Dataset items
— start —

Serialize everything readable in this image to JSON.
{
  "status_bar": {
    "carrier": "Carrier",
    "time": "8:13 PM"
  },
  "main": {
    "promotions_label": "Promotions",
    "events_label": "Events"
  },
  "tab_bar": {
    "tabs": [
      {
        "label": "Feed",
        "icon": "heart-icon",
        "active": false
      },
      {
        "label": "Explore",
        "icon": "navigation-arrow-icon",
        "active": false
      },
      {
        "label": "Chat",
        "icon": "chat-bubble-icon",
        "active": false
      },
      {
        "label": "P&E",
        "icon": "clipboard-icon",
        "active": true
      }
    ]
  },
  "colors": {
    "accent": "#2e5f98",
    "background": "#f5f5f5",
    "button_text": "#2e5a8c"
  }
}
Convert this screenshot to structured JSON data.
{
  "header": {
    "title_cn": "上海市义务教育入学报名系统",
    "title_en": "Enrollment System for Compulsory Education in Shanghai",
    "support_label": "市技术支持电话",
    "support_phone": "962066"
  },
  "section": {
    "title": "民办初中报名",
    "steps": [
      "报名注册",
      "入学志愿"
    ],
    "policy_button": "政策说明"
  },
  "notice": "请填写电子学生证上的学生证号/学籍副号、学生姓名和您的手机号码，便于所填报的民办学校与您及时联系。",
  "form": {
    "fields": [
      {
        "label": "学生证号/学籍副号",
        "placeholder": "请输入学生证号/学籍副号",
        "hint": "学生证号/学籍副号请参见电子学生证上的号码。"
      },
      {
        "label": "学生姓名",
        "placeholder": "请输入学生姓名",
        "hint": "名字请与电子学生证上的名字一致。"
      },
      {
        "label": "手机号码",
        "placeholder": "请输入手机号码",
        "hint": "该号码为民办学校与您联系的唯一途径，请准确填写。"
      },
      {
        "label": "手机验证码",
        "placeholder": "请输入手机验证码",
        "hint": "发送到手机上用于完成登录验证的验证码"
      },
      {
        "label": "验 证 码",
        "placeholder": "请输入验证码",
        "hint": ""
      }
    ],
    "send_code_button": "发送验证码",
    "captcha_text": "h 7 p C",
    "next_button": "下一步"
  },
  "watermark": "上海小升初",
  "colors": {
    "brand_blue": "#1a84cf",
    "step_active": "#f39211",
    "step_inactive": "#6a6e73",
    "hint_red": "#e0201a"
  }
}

— end —

Above are the records; retype them all without a single difference.

Serialize everything readable in this image to JSON.
{
  "status_bar": {
    "carrier": "Carrier",
    "time": "8:13 PM"
  },
  "main": {
    "promotions_label": "Promotions",
    "events_label": "Events"
  },
  "tab_bar": {
    "tabs": [
      {
        "label": "Feed",
        "icon": "heart-icon",
        "active": false
      },
      {
        "label": "Explore",
        "icon": "navigation-arrow-icon",
        "active": false
      },
      {
        "label": "Chat",
        "icon": "chat-bubble-icon",
        "active": false
      },
      {
        "label": "P&E",
        "icon": "clipboard-icon",
        "active": true
      }
    ]
  },
  "colors": {
    "accent": "#2e5f98",
    "background": "#f5f5f5",
    "button_text": "#2e5a8c"
  }
}
Convert this screenshot to structured JSON data.
{
  "header": {
    "title_cn": "上海市义务教育入学报名系统",
    "title_en": "Enrollment System for Compulsory Education in Shanghai",
    "support_label": "市技术支持电话",
    "support_phone": "962066"
  },
  "section": {
    "title": "民办初中报名",
    "steps": [
      "报名注册",
      "入学志愿"
    ],
    "policy_button": "政策说明"
  },
  "notice": "请填写电子学生证上的学生证号/学籍副号、学生姓名和您的手机号码，便于所填报的民办学校与您及时联系。",
  "form": {
    "fields": [
      {
        "label": "学生证号/学籍副号",
        "placeholder": "请输入学生证号/学籍副号",
        "hint": "学生证号/学籍副号请参见电子学生证上的号码。"
      },
      {
        "label": "学生姓名",
        "placeholder": "请输入学生姓名",
        "hint": "名字请与电子学生证上的名字一致。"
      },
      {
        "label": "手机号码",
        "placeholder": "请输入手机号码",
        "hint": "该号码为民办学校与您联系的唯一途径，请准确填写。"
      },
      {
        "label": "手机验证码",
        "placeholder": "请输入手机验证码",
        "hint": "发送到手机上用于完成登录验证的验证码"
      },
      {
        "label": "验 证 码",
        "placeholder": "请输入验证码",
        "hint": ""
      }
    ],
    "send_code_button": "发送验证码",
    "captcha_text": "h 7 p C",
    "next_button": "下一步"
  },
  "watermark": "上海小升初",
  "colors": {
    "brand_blue": "#1a84cf",
    "step_active": "#f39211",
    "step_inactive": "#6a6e73",
    "hint_red": "#e0201a"
  }
}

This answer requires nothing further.